DESCRIPTION OF THE TASK => Retype, without any change, the lines from the one containing "series-layer [110, 124, 883, 496]" through the one containing "legend-label: Gueymard [749, 132, 864, 157]", inclusive of both.
--- Start of EXERCISE MATERIALS ---
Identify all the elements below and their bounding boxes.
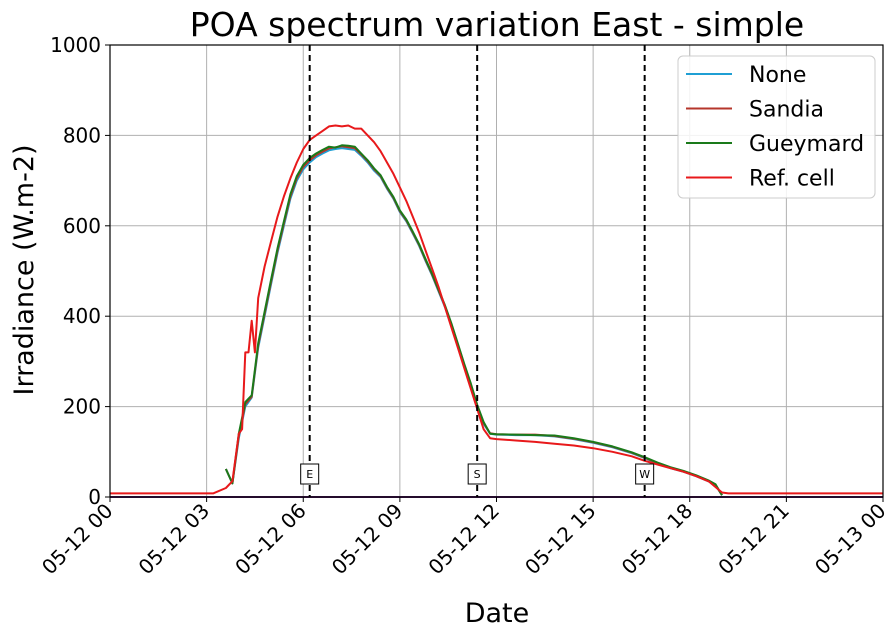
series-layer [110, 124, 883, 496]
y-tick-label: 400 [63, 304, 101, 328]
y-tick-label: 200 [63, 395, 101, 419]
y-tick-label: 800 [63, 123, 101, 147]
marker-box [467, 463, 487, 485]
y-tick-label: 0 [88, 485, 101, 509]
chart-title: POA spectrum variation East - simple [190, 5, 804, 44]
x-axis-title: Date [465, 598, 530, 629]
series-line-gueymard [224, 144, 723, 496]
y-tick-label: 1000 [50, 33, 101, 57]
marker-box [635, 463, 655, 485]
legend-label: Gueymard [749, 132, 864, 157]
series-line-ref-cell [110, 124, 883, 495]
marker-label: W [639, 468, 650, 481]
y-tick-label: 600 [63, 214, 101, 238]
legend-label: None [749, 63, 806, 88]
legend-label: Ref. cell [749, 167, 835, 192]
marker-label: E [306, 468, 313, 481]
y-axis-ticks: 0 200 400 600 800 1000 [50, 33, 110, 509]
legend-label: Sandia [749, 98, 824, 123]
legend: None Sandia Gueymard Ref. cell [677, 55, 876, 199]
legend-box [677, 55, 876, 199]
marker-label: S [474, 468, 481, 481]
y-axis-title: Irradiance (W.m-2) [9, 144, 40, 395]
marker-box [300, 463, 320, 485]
--- End of EXERCISE MATERIALS ---
FINISHED ANSWER =>
series-layer [110, 124, 883, 496]
y-tick-label: 400 [63, 304, 101, 328]
y-tick-label: 200 [63, 395, 101, 419]
y-tick-label: 800 [63, 123, 101, 147]
marker-box [467, 463, 487, 485]
y-tick-label: 0 [88, 485, 101, 509]
chart-title: POA spectrum variation East - simple [190, 5, 804, 44]
x-axis-title: Date [465, 598, 530, 629]
series-line-gueymard [224, 144, 723, 496]
y-tick-label: 1000 [50, 33, 101, 57]
marker-box [635, 463, 655, 485]
legend-label: Gueymard [749, 132, 864, 157]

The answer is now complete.